» **EXERCISE DETAILS**: Copy everything in the data below exactly except the pictures.

(Extracts from a graphics dataset)
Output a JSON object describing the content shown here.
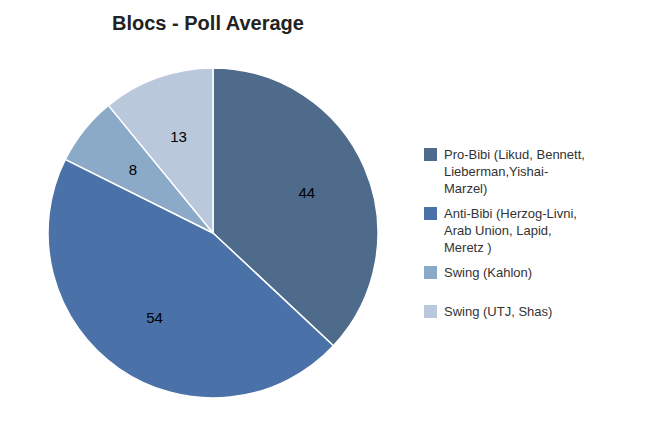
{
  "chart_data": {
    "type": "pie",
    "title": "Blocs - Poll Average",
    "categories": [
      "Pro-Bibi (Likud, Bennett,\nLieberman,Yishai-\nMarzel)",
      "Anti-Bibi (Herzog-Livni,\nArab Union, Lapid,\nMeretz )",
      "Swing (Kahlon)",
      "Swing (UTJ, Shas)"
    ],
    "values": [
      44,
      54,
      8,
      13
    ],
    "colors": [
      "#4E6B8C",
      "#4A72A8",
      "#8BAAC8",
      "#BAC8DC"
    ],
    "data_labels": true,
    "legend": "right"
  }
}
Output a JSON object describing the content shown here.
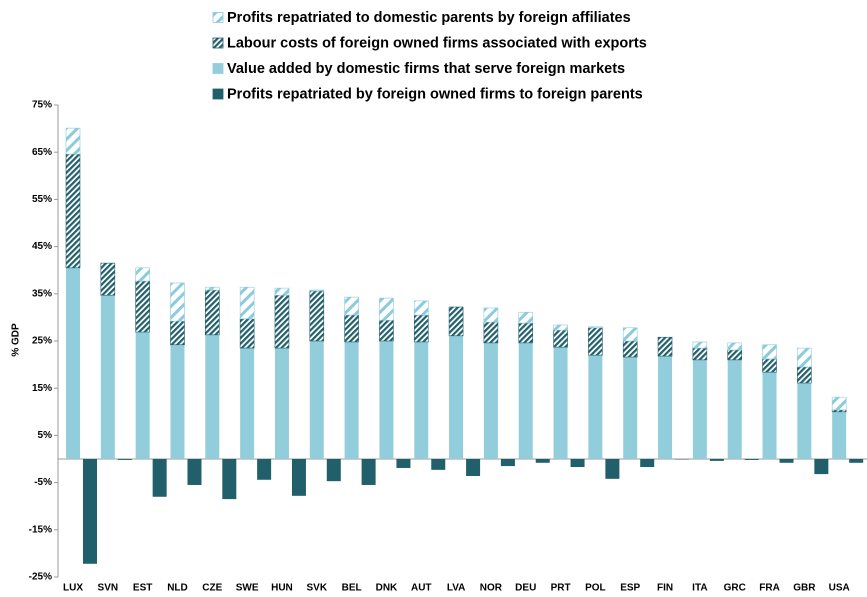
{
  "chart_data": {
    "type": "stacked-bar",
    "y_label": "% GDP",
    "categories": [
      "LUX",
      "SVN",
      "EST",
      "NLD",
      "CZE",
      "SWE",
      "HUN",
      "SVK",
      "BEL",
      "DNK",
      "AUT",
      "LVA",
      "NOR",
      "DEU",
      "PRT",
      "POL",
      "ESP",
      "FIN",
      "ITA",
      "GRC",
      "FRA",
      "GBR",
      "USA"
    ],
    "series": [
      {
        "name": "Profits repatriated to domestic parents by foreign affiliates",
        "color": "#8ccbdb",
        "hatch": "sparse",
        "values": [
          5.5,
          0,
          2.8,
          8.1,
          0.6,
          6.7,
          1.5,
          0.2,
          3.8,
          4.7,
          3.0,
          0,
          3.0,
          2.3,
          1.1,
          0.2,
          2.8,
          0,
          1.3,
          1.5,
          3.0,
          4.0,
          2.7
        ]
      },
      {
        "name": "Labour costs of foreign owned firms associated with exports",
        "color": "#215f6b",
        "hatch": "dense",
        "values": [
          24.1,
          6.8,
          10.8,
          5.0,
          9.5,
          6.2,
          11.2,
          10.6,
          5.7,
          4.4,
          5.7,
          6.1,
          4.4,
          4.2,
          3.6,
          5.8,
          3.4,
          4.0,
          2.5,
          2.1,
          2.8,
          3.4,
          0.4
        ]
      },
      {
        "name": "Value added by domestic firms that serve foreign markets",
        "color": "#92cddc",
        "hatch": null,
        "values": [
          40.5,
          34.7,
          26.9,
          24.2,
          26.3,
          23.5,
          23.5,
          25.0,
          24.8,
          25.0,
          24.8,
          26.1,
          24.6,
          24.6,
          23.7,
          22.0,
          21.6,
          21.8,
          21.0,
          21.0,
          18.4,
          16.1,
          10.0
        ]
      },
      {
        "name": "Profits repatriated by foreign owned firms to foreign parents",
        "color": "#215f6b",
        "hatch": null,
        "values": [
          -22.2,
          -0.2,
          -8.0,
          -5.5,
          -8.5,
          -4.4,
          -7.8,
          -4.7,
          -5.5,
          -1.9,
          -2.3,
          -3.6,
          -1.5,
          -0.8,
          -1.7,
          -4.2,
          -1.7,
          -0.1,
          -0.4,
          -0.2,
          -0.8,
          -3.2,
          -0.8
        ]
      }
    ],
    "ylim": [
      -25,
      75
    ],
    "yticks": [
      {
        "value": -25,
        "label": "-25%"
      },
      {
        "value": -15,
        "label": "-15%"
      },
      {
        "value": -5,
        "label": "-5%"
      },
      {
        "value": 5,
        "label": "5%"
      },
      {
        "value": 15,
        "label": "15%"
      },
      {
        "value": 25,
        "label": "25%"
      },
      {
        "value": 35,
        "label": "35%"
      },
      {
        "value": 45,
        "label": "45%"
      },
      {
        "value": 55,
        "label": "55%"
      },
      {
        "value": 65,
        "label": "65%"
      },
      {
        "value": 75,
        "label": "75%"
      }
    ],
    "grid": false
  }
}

» **SOLVED EXERCISE**:
Output a JSON object describing the content shown here.
{
  "chart_data": {
    "type": "pie",
    "title": "Blocs - Poll Average",
    "categories": [
      "Pro-Bibi (Likud, Bennett,\nLieberman,Yishai-\nMarzel)",
      "Anti-Bibi (Herzog-Livni,\nArab Union, Lapid,\nMeretz )",
      "Swing (Kahlon)",
      "Swing (UTJ, Shas)"
    ],
    "values": [
      44,
      54,
      8,
      13
    ],
    "colors": [
      "#4E6B8C",
      "#4A72A8",
      "#8BAAC8",
      "#BAC8DC"
    ],
    "data_labels": true,
    "legend": "right"
  }
}
Output a JSON object describing the content shown here.
{
  "chart_data": {
    "type": "stacked-bar",
    "y_label": "% GDP",
    "categories": [
      "LUX",
      "SVN",
      "EST",
      "NLD",
      "CZE",
      "SWE",
      "HUN",
      "SVK",
      "BEL",
      "DNK",
      "AUT",
      "LVA",
      "NOR",
      "DEU",
      "PRT",
      "POL",
      "ESP",
      "FIN",
      "ITA",
      "GRC",
      "FRA",
      "GBR",
      "USA"
    ],
    "series": [
      {
        "name": "Profits repatriated to domestic parents by foreign affiliates",
        "color": "#8ccbdb",
        "hatch": "sparse",
        "values": [
          5.5,
          0,
          2.8,
          8.1,
          0.6,
          6.7,
          1.5,
          0.2,
          3.8,
          4.7,
          3.0,
          0,
          3.0,
          2.3,
          1.1,
          0.2,
          2.8,
          0,
          1.3,
          1.5,
          3.0,
          4.0,
          2.7
        ]
      },
      {
        "name": "Labour costs of foreign owned firms associated with exports",
        "color": "#215f6b",
        "hatch": "dense",
        "values": [
          24.1,
          6.8,
          10.8,
          5.0,
          9.5,
          6.2,
          11.2,
          10.6,
          5.7,
          4.4,
          5.7,
          6.1,
          4.4,
          4.2,
          3.6,
          5.8,
          3.4,
          4.0,
          2.5,
          2.1,
          2.8,
          3.4,
          0.4
        ]
      },
      {
        "name": "Value added by domestic firms that serve foreign markets",
        "color": "#92cddc",
        "hatch": null,
        "values": [
          40.5,
          34.7,
          26.9,
          24.2,
          26.3,
          23.5,
          23.5,
          25.0,
          24.8,
          25.0,
          24.8,
          26.1,
          24.6,
          24.6,
          23.7,
          22.0,
          21.6,
          21.8,
          21.0,
          21.0,
          18.4,
          16.1,
          10.0
        ]
      },
      {
        "name": "Profits repatriated by foreign owned firms to foreign parents",
        "color": "#215f6b",
        "hatch": null,
        "values": [
          -22.2,
          -0.2,
          -8.0,
          -5.5,
          -8.5,
          -4.4,
          -7.8,
          -4.7,
          -5.5,
          -1.9,
          -2.3,
          -3.6,
          -1.5,
          -0.8,
          -1.7,
          -4.2,
          -1.7,
          -0.1,
          -0.4,
          -0.2,
          -0.8,
          -3.2,
          -0.8
        ]
      }
    ],
    "ylim": [
      -25,
      75
    ],
    "yticks": [
      {
        "value": -25,
        "label": "-25%"
      },
      {
        "value": -15,
        "label": "-15%"
      },
      {
        "value": -5,
        "label": "-5%"
      },
      {
        "value": 5,
        "label": "5%"
      },
      {
        "value": 15,
        "label": "15%"
      },
      {
        "value": 25,
        "label": "25%"
      },
      {
        "value": 35,
        "label": "35%"
      },
      {
        "value": 45,
        "label": "45%"
      },
      {
        "value": 55,
        "label": "55%"
      },
      {
        "value": 65,
        "label": "65%"
      },
      {
        "value": 75,
        "label": "75%"
      }
    ],
    "grid": false
  }
}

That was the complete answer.